◆ What you will do
Read the data and repeat all of it exactly.

◆ Records from a data source

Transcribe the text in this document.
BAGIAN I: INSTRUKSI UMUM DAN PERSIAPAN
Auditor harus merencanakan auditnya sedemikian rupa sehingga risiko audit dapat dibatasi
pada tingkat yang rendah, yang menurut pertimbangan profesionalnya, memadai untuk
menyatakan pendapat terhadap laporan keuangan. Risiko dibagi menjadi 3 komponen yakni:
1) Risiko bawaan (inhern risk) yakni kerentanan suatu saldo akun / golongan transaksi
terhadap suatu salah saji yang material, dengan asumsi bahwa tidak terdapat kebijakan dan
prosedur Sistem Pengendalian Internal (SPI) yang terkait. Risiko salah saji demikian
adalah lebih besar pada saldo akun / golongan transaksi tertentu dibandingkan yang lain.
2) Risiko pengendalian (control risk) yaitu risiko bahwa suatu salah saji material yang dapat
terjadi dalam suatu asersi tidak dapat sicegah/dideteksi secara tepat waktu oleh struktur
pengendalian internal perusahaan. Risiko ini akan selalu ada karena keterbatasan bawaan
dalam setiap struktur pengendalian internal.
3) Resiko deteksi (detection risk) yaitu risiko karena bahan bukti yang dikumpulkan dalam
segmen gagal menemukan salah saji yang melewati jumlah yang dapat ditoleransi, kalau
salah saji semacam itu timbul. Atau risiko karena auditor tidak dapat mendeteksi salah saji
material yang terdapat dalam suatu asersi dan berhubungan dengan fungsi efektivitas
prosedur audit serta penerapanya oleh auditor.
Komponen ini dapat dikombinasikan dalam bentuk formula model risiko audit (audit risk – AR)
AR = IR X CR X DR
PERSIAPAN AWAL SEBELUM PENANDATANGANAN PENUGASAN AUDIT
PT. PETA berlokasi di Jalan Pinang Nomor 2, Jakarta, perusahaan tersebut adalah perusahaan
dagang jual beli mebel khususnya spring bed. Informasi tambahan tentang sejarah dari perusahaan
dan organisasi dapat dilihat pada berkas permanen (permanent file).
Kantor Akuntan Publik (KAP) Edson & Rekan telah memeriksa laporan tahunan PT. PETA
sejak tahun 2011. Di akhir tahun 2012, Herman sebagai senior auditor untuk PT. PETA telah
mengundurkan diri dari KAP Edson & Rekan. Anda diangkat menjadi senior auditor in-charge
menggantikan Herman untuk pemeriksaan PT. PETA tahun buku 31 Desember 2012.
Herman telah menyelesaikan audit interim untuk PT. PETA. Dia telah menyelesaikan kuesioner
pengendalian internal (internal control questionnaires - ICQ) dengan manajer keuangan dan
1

◆ Result below
Transcribe the text in this document.
BAGIAN I: INSTRUKSI UMUM DAN PERSIAPAN
Auditor harus merencanakan auditnya sedemikian rupa sehingga risiko audit dapat dibatasi
pada tingkat yang rendah, yang menurut pertimbangan profesionalnya, memadai untuk
menyatakan pendapat terhadap laporan keuangan. Risiko dibagi menjadi 3 komponen yakni:
1) Risiko bawaan (inhern risk) yakni kerentanan suatu saldo akun / golongan transaksi
terhadap suatu salah saji yang material, dengan asumsi bahwa tidak terdapat kebijakan dan
prosedur Sistem Pengendalian Internal (SPI) yang terkait. Risiko salah saji demikian
adalah lebih besar pada saldo akun / golongan transaksi tertentu dibandingkan yang lain.
2) Risiko pengendalian (control risk) yaitu risiko bahwa suatu salah saji material yang dapat
terjadi dalam suatu asersi tidak dapat sicegah/dideteksi secara tepat waktu oleh struktur
pengendalian internal perusahaan. Risiko ini akan selalu ada karena keterbatasan bawaan
dalam setiap struktur pengendalian internal.
3) Resiko deteksi (detection risk) yaitu risiko karena bahan bukti yang dikumpulkan dalam
segmen gagal menemukan salah saji yang melewati jumlah yang dapat ditoleransi, kalau
salah saji semacam itu timbul. Atau risiko karena auditor tidak dapat mendeteksi salah saji
material yang terdapat dalam suatu asersi dan berhubungan dengan fungsi efektivitas
prosedur audit serta penerapanya oleh auditor.
Komponen ini dapat dikombinasikan dalam bentuk formula model risiko audit (audit risk – AR)
AR = IR X CR X DR
PERSIAPAN AWAL SEBELUM PENANDATANGANAN PENUGASAN AUDIT
PT. PETA berlokasi di Jalan Pinang Nomor 2, Jakarta, perusahaan tersebut adalah perusahaan
dagang jual beli mebel khususnya spring bed. Informasi tambahan tentang sejarah dari perusahaan
dan organisasi dapat dilihat pada berkas permanen (permanent file).
Kantor Akuntan Publik (KAP) Edson & Rekan telah memeriksa laporan tahunan PT. PETA
sejak tahun 2011. Di akhir tahun 2012, Herman sebagai senior auditor untuk PT. PETA telah
mengundurkan diri dari KAP Edson & Rekan. Anda diangkat menjadi senior auditor in-charge
menggantikan Herman untuk pemeriksaan PT. PETA tahun buku 31 Desember 2012.
Herman telah menyelesaikan audit interim untuk PT. PETA. Dia telah menyelesaikan kuesioner
pengendalian internal (internal control questionnaires - ICQ) dengan manajer keuangan dan
1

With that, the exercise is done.